◆ **EXERCISE GOAL**:
Reproduce verbatim the data lines that start with the line containing "What elements are" and run through the line containing "price: bungalow house — [318, 376, 548, 449]", including both of those lines.

◆ **INPUT DATA**:
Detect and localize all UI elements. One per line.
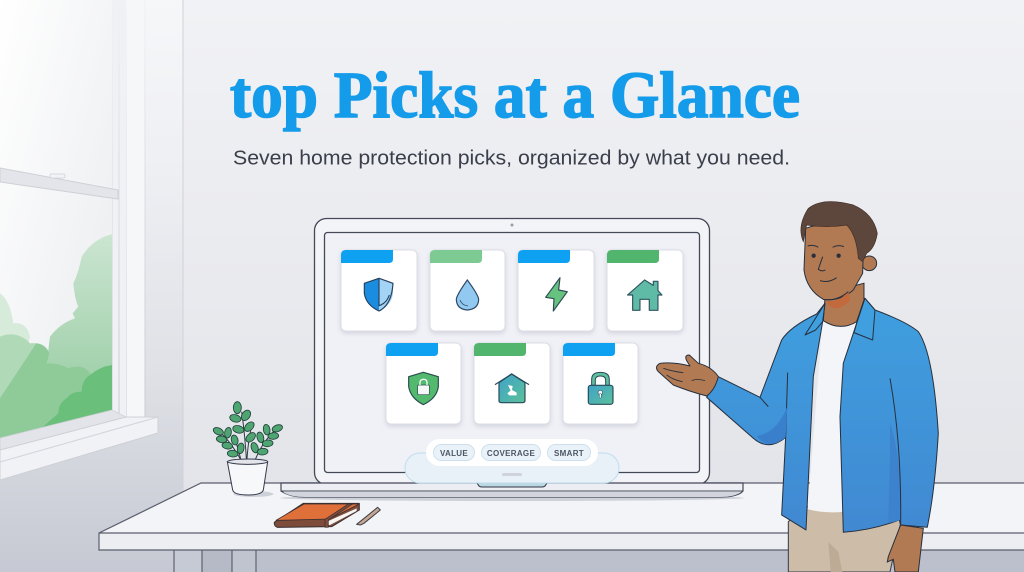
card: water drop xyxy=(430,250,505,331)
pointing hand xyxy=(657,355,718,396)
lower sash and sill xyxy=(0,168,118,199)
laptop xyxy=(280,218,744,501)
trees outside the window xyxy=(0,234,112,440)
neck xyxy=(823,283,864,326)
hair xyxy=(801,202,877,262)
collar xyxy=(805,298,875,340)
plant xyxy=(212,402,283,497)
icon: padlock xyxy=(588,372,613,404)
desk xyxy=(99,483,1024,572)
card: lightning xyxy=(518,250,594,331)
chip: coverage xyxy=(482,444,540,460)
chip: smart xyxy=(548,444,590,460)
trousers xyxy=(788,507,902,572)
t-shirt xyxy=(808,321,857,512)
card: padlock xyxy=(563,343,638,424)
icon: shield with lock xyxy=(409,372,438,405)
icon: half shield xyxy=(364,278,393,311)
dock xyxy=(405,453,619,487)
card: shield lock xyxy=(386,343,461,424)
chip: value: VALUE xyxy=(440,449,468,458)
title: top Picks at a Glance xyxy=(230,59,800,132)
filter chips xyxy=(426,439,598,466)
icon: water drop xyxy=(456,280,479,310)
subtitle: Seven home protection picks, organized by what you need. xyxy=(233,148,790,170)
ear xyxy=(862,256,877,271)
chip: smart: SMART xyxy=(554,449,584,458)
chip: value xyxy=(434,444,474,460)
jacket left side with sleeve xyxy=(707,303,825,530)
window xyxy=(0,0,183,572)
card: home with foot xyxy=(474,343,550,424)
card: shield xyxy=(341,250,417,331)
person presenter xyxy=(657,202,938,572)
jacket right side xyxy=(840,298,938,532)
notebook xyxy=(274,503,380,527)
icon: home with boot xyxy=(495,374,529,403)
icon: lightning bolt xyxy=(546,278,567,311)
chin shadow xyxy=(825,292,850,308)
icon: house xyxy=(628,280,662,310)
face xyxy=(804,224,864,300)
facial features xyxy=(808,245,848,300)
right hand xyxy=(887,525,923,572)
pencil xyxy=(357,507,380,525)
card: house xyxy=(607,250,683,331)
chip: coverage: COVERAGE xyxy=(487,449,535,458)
...
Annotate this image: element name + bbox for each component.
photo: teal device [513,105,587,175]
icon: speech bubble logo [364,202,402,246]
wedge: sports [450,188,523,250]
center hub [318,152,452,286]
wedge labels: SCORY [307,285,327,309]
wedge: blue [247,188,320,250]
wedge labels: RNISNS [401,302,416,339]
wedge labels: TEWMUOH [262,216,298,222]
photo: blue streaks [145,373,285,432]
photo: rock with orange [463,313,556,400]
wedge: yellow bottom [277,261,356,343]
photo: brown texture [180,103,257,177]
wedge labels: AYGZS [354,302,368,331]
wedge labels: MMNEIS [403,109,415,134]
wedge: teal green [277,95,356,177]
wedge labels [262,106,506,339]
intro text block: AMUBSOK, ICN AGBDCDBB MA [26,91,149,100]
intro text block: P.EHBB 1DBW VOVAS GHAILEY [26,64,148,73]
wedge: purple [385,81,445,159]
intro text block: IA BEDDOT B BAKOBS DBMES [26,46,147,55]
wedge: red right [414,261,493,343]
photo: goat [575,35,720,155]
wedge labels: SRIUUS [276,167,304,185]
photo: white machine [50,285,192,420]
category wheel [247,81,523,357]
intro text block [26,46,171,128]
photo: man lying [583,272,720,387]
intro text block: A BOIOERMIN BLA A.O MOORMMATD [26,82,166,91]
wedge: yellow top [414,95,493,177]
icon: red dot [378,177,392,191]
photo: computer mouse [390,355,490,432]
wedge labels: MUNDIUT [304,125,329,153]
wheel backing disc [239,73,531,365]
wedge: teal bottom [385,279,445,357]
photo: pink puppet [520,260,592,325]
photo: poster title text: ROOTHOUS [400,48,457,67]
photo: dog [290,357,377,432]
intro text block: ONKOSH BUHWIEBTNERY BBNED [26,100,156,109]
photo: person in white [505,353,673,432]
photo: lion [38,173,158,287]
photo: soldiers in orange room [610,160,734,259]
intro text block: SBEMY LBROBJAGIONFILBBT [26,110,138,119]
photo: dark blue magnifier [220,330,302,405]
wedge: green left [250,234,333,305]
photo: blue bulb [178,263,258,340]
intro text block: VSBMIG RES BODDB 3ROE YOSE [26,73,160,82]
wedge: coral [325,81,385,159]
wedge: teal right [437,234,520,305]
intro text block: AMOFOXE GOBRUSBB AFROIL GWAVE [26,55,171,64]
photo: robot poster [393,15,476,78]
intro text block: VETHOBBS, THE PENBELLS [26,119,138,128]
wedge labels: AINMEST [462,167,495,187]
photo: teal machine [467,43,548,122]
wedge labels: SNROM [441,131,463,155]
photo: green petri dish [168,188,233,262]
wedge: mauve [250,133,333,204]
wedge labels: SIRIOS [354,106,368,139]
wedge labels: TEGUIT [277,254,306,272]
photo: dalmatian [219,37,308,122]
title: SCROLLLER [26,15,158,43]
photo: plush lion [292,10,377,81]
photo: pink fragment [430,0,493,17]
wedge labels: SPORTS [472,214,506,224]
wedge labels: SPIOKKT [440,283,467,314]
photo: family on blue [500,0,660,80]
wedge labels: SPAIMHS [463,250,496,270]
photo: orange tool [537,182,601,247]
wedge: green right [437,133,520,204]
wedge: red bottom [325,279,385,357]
--
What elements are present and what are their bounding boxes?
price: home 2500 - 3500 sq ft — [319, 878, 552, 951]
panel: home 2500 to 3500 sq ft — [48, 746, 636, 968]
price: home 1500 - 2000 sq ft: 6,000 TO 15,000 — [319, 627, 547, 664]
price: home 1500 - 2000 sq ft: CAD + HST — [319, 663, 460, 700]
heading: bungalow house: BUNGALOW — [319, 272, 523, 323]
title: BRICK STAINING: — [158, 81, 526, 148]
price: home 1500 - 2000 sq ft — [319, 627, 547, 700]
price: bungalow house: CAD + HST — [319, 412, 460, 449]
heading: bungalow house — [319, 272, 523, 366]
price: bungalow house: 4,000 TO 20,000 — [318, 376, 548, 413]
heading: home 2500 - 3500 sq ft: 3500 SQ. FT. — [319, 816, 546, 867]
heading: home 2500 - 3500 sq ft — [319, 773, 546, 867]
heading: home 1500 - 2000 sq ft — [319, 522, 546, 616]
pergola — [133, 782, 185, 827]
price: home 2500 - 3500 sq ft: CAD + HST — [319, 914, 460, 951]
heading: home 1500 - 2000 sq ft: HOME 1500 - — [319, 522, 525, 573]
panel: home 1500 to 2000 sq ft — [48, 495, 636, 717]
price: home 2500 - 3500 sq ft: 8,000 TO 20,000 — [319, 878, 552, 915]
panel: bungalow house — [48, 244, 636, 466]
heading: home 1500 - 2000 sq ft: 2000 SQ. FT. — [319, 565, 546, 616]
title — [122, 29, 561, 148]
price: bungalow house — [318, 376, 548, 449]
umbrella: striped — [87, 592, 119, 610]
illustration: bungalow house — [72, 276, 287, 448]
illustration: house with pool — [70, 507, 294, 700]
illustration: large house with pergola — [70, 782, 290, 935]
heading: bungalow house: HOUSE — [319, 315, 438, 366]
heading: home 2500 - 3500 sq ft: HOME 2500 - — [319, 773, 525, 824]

◆ **ANSWER TO THE EXERCISE**:
What elements are present and what are their bounding boxes?
price: home 2500 - 3500 sq ft — [319, 878, 552, 951]
panel: home 2500 to 3500 sq ft — [48, 746, 636, 968]
price: home 1500 - 2000 sq ft: 6,000 TO 15,000 — [319, 627, 547, 664]
price: home 1500 - 2000 sq ft: CAD + HST — [319, 663, 460, 700]
heading: bungalow house: BUNGALOW — [319, 272, 523, 323]
title: BRICK STAINING: — [158, 81, 526, 148]
price: home 1500 - 2000 sq ft — [319, 627, 547, 700]
price: bungalow house: CAD + HST — [319, 412, 460, 449]
heading: bungalow house — [319, 272, 523, 366]
price: bungalow house: 4,000 TO 20,000 — [318, 376, 548, 413]
heading: home 2500 - 3500 sq ft: 3500 SQ. FT. — [319, 816, 546, 867]
heading: home 2500 - 3500 sq ft — [319, 773, 546, 867]
heading: home 1500 - 2000 sq ft — [319, 522, 546, 616]
pergola — [133, 782, 185, 827]
price: home 2500 - 3500 sq ft: CAD + HST — [319, 914, 460, 951]
heading: home 1500 - 2000 sq ft: HOME 1500 - — [319, 522, 525, 573]
panel: home 1500 to 2000 sq ft — [48, 495, 636, 717]
price: home 2500 - 3500 sq ft: 8,000 TO 20,000 — [319, 878, 552, 915]
panel: bungalow house — [48, 244, 636, 466]
heading: home 1500 - 2000 sq ft: 2000 SQ. FT. — [319, 565, 546, 616]
title — [122, 29, 561, 148]
price: bungalow house — [318, 376, 548, 449]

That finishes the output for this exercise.